Pictures within the data are to be left out; everything else must be reproduced exactly.

----- Supplied information -----

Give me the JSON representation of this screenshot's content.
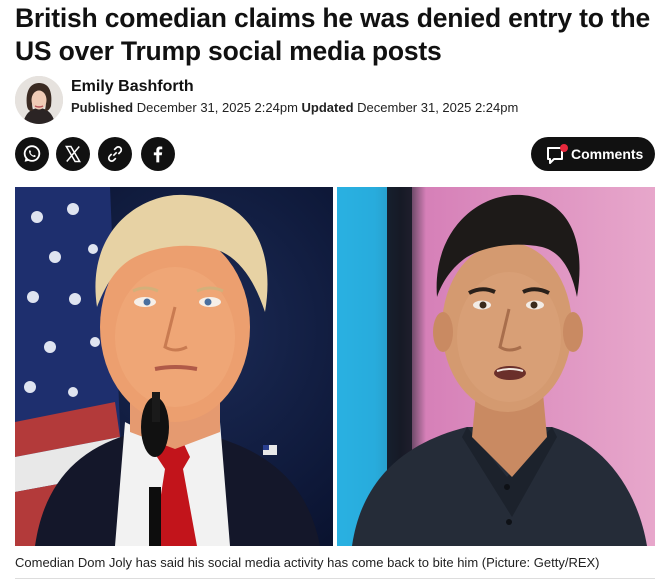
{
  "article": {
    "headline": "British comedian claims he was denied entry to the US over Trump social media posts"
  },
  "author": {
    "name": "Emily Bashforth",
    "published_label": "Published",
    "published_date": "December 31, 2025 2:24pm",
    "updated_label": "Updated",
    "updated_date": "December 31, 2025 2:24pm"
  },
  "share": {
    "icons": [
      "whatsapp-icon",
      "x-icon",
      "link-icon",
      "facebook-icon"
    ]
  },
  "comments": {
    "label": "Comments",
    "icon": "comment-bubble-icon",
    "badge_color": "#e8283c"
  },
  "image": {
    "caption": "Comedian Dom Joly has said his social media activity has come back to bite him (Picture: Getty/REX)"
  }
}
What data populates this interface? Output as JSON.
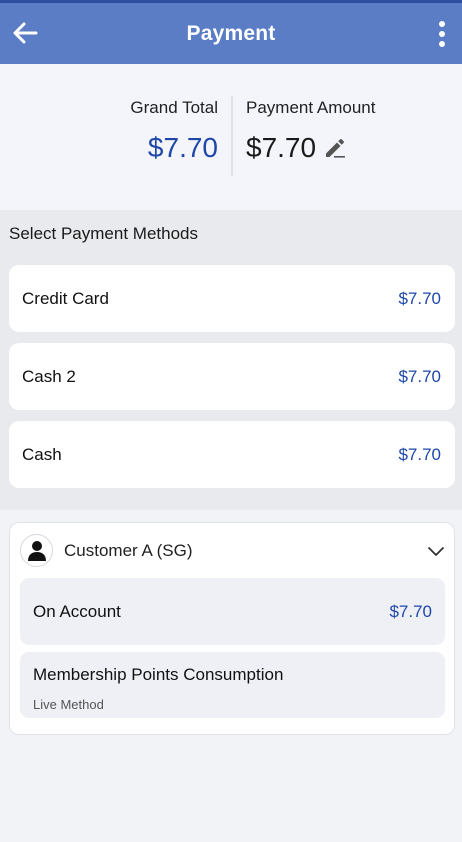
{
  "appbar": {
    "title": "Payment",
    "back_icon": "arrow-left-icon",
    "more_icon": "more-vertical-icon",
    "color": "#5a7dc6"
  },
  "summary": {
    "grand_total_label": "Grand Total",
    "grand_total_value": "$7.70",
    "payment_amount_label": "Payment Amount",
    "payment_amount_value": "$7.70",
    "edit_icon": "pencil-icon"
  },
  "methods": {
    "heading": "Select Payment Methods",
    "items": [
      {
        "name": "Credit Card",
        "amount": "$7.70"
      },
      {
        "name": "Cash 2",
        "amount": "$7.70"
      },
      {
        "name": "Cash",
        "amount": "$7.70"
      }
    ]
  },
  "customer": {
    "name": "Customer A (SG)",
    "avatar_icon": "user-icon",
    "chevron_icon": "chevron-down-icon",
    "on_account": {
      "name": "On Account",
      "amount": "$7.70"
    },
    "membership": {
      "name": "Membership Points Consumption",
      "subtitle": "Live Method"
    }
  },
  "colors": {
    "accent": "#1e47a8",
    "background": "#f2f3f7"
  }
}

-----

#### Response to this exercise:
Give me the JSON representation of this screenshot's content.
{
  "article": {
    "headline": "British comedian claims he was denied entry to the US over Trump social media posts"
  },
  "author": {
    "name": "Emily Bashforth",
    "published_label": "Published",
    "published_date": "December 31, 2025 2:24pm",
    "updated_label": "Updated",
    "updated_date": "December 31, 2025 2:24pm"
  },
  "share": {
    "icons": [
      "whatsapp-icon",
      "x-icon",
      "link-icon",
      "facebook-icon"
    ]
  },
  "comments": {
    "label": "Comments",
    "icon": "comment-bubble-icon",
    "badge_color": "#e8283c"
  },
  "image": {
    "caption": "Comedian Dom Joly has said his social media activity has come back to bite him (Picture: Getty/REX)"
  }
}
What data populates this interface? Output as JSON.
{
  "appbar": {
    "title": "Payment",
    "back_icon": "arrow-left-icon",
    "more_icon": "more-vertical-icon",
    "color": "#5a7dc6"
  },
  "summary": {
    "grand_total_label": "Grand Total",
    "grand_total_value": "$7.70",
    "payment_amount_label": "Payment Amount",
    "payment_amount_value": "$7.70",
    "edit_icon": "pencil-icon"
  },
  "methods": {
    "heading": "Select Payment Methods",
    "items": [
      {
        "name": "Credit Card",
        "amount": "$7.70"
      },
      {
        "name": "Cash 2",
        "amount": "$7.70"
      },
      {
        "name": "Cash",
        "amount": "$7.70"
      }
    ]
  },
  "customer": {
    "name": "Customer A (SG)",
    "avatar_icon": "user-icon",
    "chevron_icon": "chevron-down-icon",
    "on_account": {
      "name": "On Account",
      "amount": "$7.70"
    },
    "membership": {
      "name": "Membership Points Consumption",
      "subtitle": "Live Method"
    }
  },
  "colors": {
    "accent": "#1e47a8",
    "background": "#f2f3f7"
  }
}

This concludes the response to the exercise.